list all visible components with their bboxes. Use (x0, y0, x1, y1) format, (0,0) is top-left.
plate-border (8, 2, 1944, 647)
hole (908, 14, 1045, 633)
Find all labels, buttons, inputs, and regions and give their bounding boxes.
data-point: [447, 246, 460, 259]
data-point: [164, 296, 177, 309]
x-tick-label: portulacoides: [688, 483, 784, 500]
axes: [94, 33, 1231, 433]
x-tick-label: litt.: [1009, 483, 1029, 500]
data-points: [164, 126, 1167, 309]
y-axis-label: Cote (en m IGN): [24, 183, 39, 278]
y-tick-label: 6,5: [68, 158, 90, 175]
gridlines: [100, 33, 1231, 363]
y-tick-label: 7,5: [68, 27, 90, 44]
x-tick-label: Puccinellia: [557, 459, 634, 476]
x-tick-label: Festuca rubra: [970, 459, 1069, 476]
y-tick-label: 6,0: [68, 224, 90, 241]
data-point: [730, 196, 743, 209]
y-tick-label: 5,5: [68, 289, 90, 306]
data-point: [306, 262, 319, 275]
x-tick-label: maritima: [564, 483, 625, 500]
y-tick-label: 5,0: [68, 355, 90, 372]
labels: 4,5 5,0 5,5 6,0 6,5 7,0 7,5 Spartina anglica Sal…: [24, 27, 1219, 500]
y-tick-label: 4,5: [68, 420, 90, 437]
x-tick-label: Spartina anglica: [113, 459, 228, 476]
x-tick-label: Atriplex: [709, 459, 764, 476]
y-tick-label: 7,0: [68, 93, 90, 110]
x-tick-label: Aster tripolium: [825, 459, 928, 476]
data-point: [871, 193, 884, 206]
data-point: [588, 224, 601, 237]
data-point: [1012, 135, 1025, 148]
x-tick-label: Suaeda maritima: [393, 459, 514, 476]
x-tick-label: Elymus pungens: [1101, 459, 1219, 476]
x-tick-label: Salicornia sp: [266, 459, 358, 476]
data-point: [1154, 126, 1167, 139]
::::::::::
Turn every line of the entries above into a numbered list, leaving out any blank lines.

1. list all visible components with their bboxes. Use (x0, y0, x1, y1) format, (0,0) is top-left.
2. plate-border (8, 2, 1944, 647)
3. hole (908, 14, 1045, 633)
4. Find all labels, buttons, inputs, and regions and give their bounding boxes.
5. data-point: [447, 246, 460, 259]
6. data-point: [164, 296, 177, 309]
7. x-tick-label: portulacoides: [688, 483, 784, 500]
8. axes: [94, 33, 1231, 433]
9. x-tick-label: litt.: [1009, 483, 1029, 500]
10. data-points: [164, 126, 1167, 309]
11. y-axis-label: Cote (en m IGN): [24, 183, 39, 278]
12. y-tick-label: 6,5: [68, 158, 90, 175]
13. gridlines: [100, 33, 1231, 363]
14. y-tick-label: 7,5: [68, 27, 90, 44]
15. x-tick-label: Puccinellia: [557, 459, 634, 476]
16. x-tick-label: Festuca rubra: [970, 459, 1069, 476]
17. y-tick-label: 6,0: [68, 224, 90, 241]
18. data-point: [730, 196, 743, 209]
19. y-tick-label: 5,5: [68, 289, 90, 306]
20. data-point: [306, 262, 319, 275]
21. x-tick-label: maritima: [564, 483, 625, 500]
22. y-tick-label: 5,0: [68, 355, 90, 372]
23. labels: 4,5 5,0 5,5 6,0 6,5 7,0 7,5 Spartina anglica Sal…: [24, 27, 1219, 500]
24. y-tick-label: 4,5: [68, 420, 90, 437]
25. x-tick-label: Spartina anglica: [113, 459, 228, 476]
26. x-tick-label: Atriplex: [709, 459, 764, 476]
27. y-tick-label: 7,0: [68, 93, 90, 110]
28. x-tick-label: Aster tripolium: [825, 459, 928, 476]
29. data-point: [871, 193, 884, 206]
30. data-point: [588, 224, 601, 237]
31. data-point: [1012, 135, 1025, 148]
32. x-tick-label: Suaeda maritima: [393, 459, 514, 476]
33. x-tick-label: Elymus pungens: [1101, 459, 1219, 476]
34. x-tick-label: Salicornia sp: [266, 459, 358, 476]
35. data-point: [1154, 126, 1167, 139]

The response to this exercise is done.